#### Collected data entries:
==================================================

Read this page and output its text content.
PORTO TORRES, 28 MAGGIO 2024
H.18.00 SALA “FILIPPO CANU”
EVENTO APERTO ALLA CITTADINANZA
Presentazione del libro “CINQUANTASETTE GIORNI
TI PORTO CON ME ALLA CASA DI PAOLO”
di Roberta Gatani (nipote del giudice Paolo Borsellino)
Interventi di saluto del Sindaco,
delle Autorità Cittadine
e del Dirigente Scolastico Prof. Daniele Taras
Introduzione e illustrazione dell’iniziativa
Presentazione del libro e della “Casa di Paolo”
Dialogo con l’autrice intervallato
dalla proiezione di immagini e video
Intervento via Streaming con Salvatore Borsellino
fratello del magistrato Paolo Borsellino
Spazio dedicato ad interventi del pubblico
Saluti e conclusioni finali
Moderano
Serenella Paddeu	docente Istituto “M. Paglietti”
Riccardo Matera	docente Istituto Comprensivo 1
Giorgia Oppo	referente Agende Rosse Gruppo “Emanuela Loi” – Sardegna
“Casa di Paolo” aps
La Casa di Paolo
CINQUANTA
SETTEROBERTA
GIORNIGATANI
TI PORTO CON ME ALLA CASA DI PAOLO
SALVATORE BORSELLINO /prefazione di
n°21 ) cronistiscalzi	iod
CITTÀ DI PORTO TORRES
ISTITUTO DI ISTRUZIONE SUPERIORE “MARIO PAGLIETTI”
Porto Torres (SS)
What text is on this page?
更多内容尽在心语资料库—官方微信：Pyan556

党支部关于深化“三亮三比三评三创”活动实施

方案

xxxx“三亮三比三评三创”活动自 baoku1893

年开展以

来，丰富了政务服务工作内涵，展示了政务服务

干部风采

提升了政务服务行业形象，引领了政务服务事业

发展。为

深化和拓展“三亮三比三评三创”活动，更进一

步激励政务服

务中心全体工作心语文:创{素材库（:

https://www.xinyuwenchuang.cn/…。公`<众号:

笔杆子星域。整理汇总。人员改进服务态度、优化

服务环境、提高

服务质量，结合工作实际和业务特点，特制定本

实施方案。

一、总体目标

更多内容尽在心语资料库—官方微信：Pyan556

==================================================

#### EXERCISE AIM:
Reproduce the data in its entirety, matching each character.

#### FULL OUTPUT:
Read this page and output its text content.
PORTO TORRES, 28 MAGGIO 2024
H.18.00 SALA “FILIPPO CANU”
EVENTO APERTO ALLA CITTADINANZA
Presentazione del libro “CINQUANTASETTE GIORNI
TI PORTO CON ME ALLA CASA DI PAOLO”
di Roberta Gatani (nipote del giudice Paolo Borsellino)
Interventi di saluto del Sindaco,
delle Autorità Cittadine
e del Dirigente Scolastico Prof. Daniele Taras
Introduzione e illustrazione dell’iniziativa
Presentazione del libro e della “Casa di Paolo”
Dialogo con l’autrice intervallato
dalla proiezione di immagini e video
Intervento via Streaming con Salvatore Borsellino
fratello del magistrato Paolo Borsellino
Spazio dedicato ad interventi del pubblico
Saluti e conclusioni finali
Moderano
Serenella Paddeu	docente Istituto “M. Paglietti”
Riccardo Matera	docente Istituto Comprensivo 1
Giorgia Oppo	referente Agende Rosse Gruppo “Emanuela Loi” – Sardegna
“Casa di Paolo” aps
La Casa di Paolo
CINQUANTA
SETTEROBERTA
GIORNIGATANI
TI PORTO CON ME ALLA CASA DI PAOLO
SALVATORE BORSELLINO /prefazione di
n°21 ) cronistiscalzi	iod
CITTÀ DI PORTO TORRES
ISTITUTO DI ISTRUZIONE SUPERIORE “MARIO PAGLIETTI”
Porto Torres (SS)
What text is on this page?
更多内容尽在心语资料库—官方微信：Pyan556

党支部关于深化“三亮三比三评三创”活动实施

方案

xxxx“三亮三比三评三创”活动自 baoku1893

年开展以

来，丰富了政务服务工作内涵，展示了政务服务

干部风采

提升了政务服务行业形象，引领了政务服务事业

发展。为

深化和拓展“三亮三比三评三创”活动，更进一

步激励政务服

务中心全体工作心语文:创{素材库（:

https://www.xinyuwenchuang.cn/…。公`<众号:

笔杆子星域。整理汇总。人员改进服务态度、优化

服务环境、提高

服务质量，结合工作实际和业务特点，特制定本

实施方案。

一、总体目标

更多内容尽在心语资料库—官方微信：Pyan556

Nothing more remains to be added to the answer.